**TASK TO COMPLETE:**
Write out each line word for word. Drop pictures.

**RECORD LIST:**
***
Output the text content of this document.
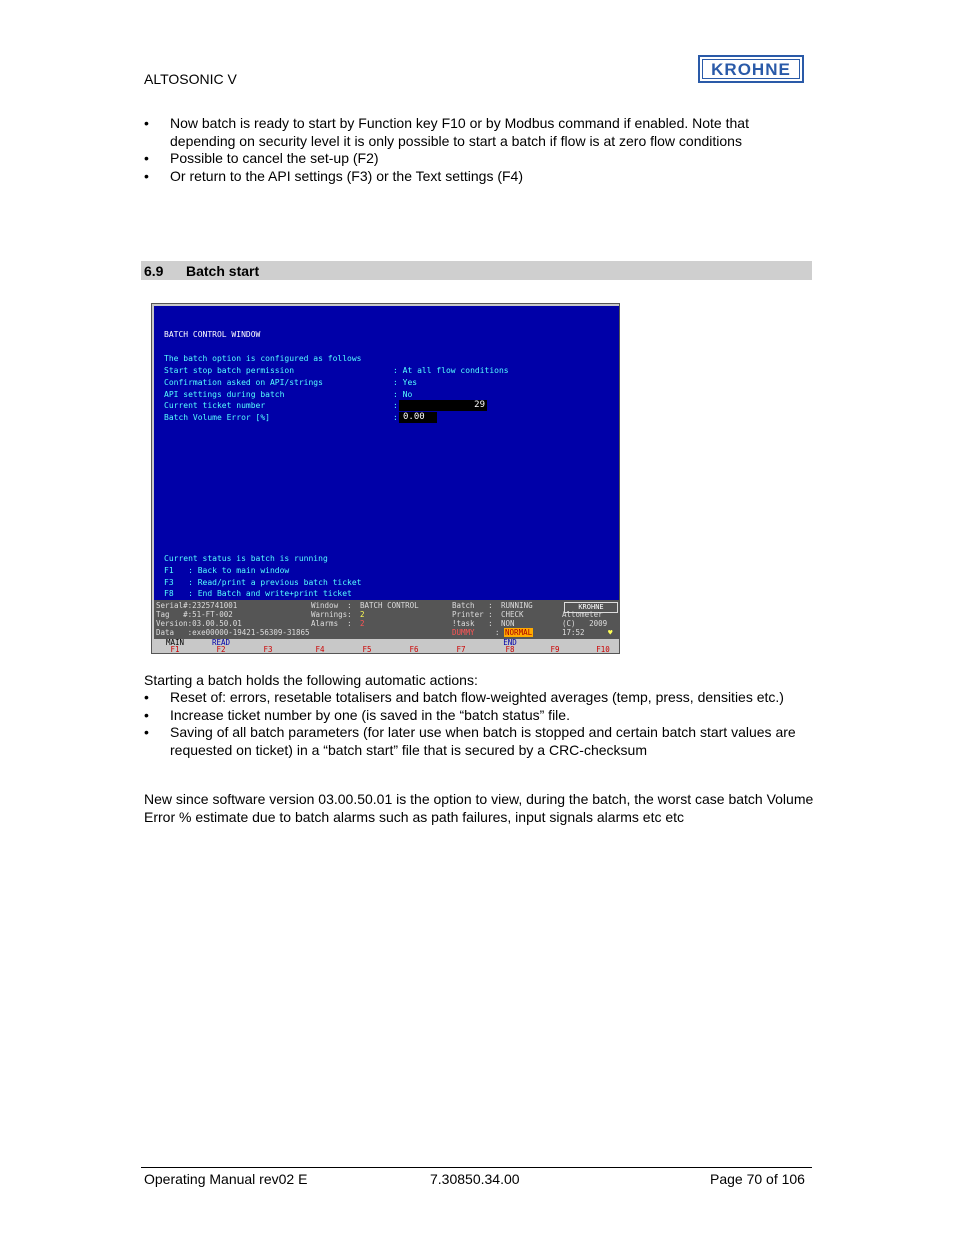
ALTOSONIC V	KROHNE
• Now batch is ready to start by Function key F10 or by Modbus command if enabled. Note that depending on security level it is only possible to start a batch if flow is at zero flow conditions
• Possible to cancel the set-up (F2)
• Or return to the API settings (F3) or the Text settings (F4)
6.9 Batch start
BATCH CONTROL WINDOW
The batch option is configured as follows
Start stop batch permission	: At all flow conditions
Confirmation asked on API/strings	: Yes
API settings during batch	: No
Current ticket number	:	29
Batch Volume Error [%]	: 0.00
Current status is batch is running
F1   : Back to main window
F3   : Read/print a previous batch ticket
F8   : End Batch and write+print ticket
Serial#:2325741001
Tag   #:51-FT-002
Version:03.00.50.01
Data   :exe00000-19421-56309-31865
Window  : BATCH CONTROL
Warnings: 2
Alarms  : 2
Batch   : RUNNING
Printer : CHECK
!task   : NON
DUMMY	: NORMAL
KROHNE
Altometer
(C)   2009
17:52	♥
MAIN
F1
READ
F2	F3	F4	F5	F6	F7
END
F8	F9	F10
Starting a batch holds the following automatic actions:
• Reset of: errors, resetable totalisers and batch flow-weighted averages (temp, press, densities etc.)
• Increase ticket number by one (is saved in the “batch status” file.
• Saving of all batch parameters (for later use when batch is stopped and certain batch start values are requested on ticket) in a “batch start” file that is secured by a CRC-checksum
New since software version 03.00.50.01 is the option to view, during the batch, the worst case batch Volume Error % estimate due to batch alarms such as path failures, input signals alarms etc etc
Operating Manual rev02 E	7.30850.34.00	Page 70 of 106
***
**ANSWER TO THIS TASK:**
Output the text content of this document.
ALTOSONIC V	KROHNE
• Now batch is ready to start by Function key F10 or by Modbus command if enabled. Note that depending on security level it is only possible to start a batch if flow is at zero flow conditions
• Possible to cancel the set-up (F2)
• Or return to the API settings (F3) or the Text settings (F4)
6.9 Batch start
BATCH CONTROL WINDOW
The batch option is configured as follows
Start stop batch permission	: At all flow conditions
Confirmation asked on API/strings	: Yes
API settings during batch	: No
Current ticket number	:	29
Batch Volume Error [%]	: 0.00
Current status is batch is running
F1   : Back to main window
F3   : Read/print a previous batch ticket
F8   : End Batch and write+print ticket
Serial#:2325741001
Tag   #:51-FT-002
Version:03.00.50.01
Data   :exe00000-19421-56309-31865
Window  : BATCH CONTROL
Warnings: 2
Alarms  : 2
Batch   : RUNNING
Printer : CHECK
!task   : NON
DUMMY	: NORMAL
KROHNE
Altometer
(C)   2009
17:52	♥
MAIN
F1
READ
F2	F3	F4	F5	F6	F7
END
F8	F9	F10
Starting a batch holds the following automatic actions:
• Reset of: errors, resetable totalisers and batch flow-weighted averages (temp, press, densities etc.)
• Increase ticket number by one (is saved in the “batch status” file.
• Saving of all batch parameters (for later use when batch is stopped and certain batch start values are requested on ticket) in a “batch start” file that is secured by a CRC-checksum
New since software version 03.00.50.01 is the option to view, during the batch, the worst case batch Volume Error % estimate due to batch alarms such as path failures, input signals alarms etc etc
Operating Manual rev02 E	7.30850.34.00	Page 70 of 106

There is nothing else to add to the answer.